━━ Material

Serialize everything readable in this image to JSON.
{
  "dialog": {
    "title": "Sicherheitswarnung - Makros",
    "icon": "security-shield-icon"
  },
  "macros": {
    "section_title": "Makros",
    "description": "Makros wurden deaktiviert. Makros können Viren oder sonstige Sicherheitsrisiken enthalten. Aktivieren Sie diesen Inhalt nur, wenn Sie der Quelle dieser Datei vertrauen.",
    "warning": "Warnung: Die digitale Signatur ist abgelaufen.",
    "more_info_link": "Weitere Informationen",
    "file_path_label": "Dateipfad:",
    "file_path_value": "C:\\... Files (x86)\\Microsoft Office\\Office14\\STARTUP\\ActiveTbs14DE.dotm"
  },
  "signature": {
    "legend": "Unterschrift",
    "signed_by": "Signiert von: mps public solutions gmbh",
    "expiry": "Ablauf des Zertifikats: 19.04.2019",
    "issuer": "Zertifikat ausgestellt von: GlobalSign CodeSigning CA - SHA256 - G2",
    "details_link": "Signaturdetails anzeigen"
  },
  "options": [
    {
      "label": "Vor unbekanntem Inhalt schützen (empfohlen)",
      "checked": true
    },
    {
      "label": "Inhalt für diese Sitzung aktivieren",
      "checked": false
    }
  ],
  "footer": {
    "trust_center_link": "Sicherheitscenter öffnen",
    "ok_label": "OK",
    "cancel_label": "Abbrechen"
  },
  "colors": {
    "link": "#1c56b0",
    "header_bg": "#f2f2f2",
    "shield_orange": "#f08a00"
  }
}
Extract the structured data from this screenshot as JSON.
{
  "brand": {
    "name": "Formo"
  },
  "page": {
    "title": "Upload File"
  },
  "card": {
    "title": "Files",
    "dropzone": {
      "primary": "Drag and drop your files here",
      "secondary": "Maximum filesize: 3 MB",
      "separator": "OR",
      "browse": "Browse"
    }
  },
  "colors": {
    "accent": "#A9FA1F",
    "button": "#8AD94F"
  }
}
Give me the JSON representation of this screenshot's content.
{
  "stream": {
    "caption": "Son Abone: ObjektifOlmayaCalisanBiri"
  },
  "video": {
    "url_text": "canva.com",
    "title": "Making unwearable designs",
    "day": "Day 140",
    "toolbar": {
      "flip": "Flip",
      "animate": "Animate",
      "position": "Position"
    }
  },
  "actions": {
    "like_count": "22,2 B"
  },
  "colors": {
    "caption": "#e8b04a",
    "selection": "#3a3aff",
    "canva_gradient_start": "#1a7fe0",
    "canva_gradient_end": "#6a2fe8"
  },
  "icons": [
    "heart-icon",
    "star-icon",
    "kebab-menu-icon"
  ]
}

━━━━

(Directions for this task): Output each entry precisely as given.

(Result of this exercise):
Serialize everything readable in this image to JSON.
{
  "dialog": {
    "title": "Sicherheitswarnung - Makros",
    "icon": "security-shield-icon"
  },
  "macros": {
    "section_title": "Makros",
    "description": "Makros wurden deaktiviert. Makros können Viren oder sonstige Sicherheitsrisiken enthalten. Aktivieren Sie diesen Inhalt nur, wenn Sie der Quelle dieser Datei vertrauen.",
    "warning": "Warnung: Die digitale Signatur ist abgelaufen.",
    "more_info_link": "Weitere Informationen",
    "file_path_label": "Dateipfad:",
    "file_path_value": "C:\\... Files (x86)\\Microsoft Office\\Office14\\STARTUP\\ActiveTbs14DE.dotm"
  },
  "signature": {
    "legend": "Unterschrift",
    "signed_by": "Signiert von: mps public solutions gmbh",
    "expiry": "Ablauf des Zertifikats: 19.04.2019",
    "issuer": "Zertifikat ausgestellt von: GlobalSign CodeSigning CA - SHA256 - G2",
    "details_link": "Signaturdetails anzeigen"
  },
  "options": [
    {
      "label": "Vor unbekanntem Inhalt schützen (empfohlen)",
      "checked": true
    },
    {
      "label": "Inhalt für diese Sitzung aktivieren",
      "checked": false
    }
  ],
  "footer": {
    "trust_center_link": "Sicherheitscenter öffnen",
    "ok_label": "OK",
    "cancel_label": "Abbrechen"
  },
  "colors": {
    "link": "#1c56b0",
    "header_bg": "#f2f2f2",
    "shield_orange": "#f08a00"
  }
}
Extract the structured data from this screenshot as JSON.
{
  "brand": {
    "name": "Formo"
  },
  "page": {
    "title": "Upload File"
  },
  "card": {
    "title": "Files",
    "dropzone": {
      "primary": "Drag and drop your files here",
      "secondary": "Maximum filesize: 3 MB",
      "separator": "OR",
      "browse": "Browse"
    }
  },
  "colors": {
    "accent": "#A9FA1F",
    "button": "#8AD94F"
  }
}
Give me the JSON representation of this screenshot's content.
{
  "stream": {
    "caption": "Son Abone: ObjektifOlmayaCalisanBiri"
  },
  "video": {
    "url_text": "canva.com",
    "title": "Making unwearable designs",
    "day": "Day 140",
    "toolbar": {
      "flip": "Flip",
      "animate": "Animate",
      "position": "Position"
    }
  },
  "actions": {
    "like_count": "22,2 B"
  },
  "colors": {
    "caption": "#e8b04a",
    "selection": "#3a3aff",
    "canva_gradient_start": "#1a7fe0",
    "canva_gradient_end": "#6a2fe8"
  },
  "icons": [
    "heart-icon",
    "star-icon",
    "kebab-menu-icon"
  ]
}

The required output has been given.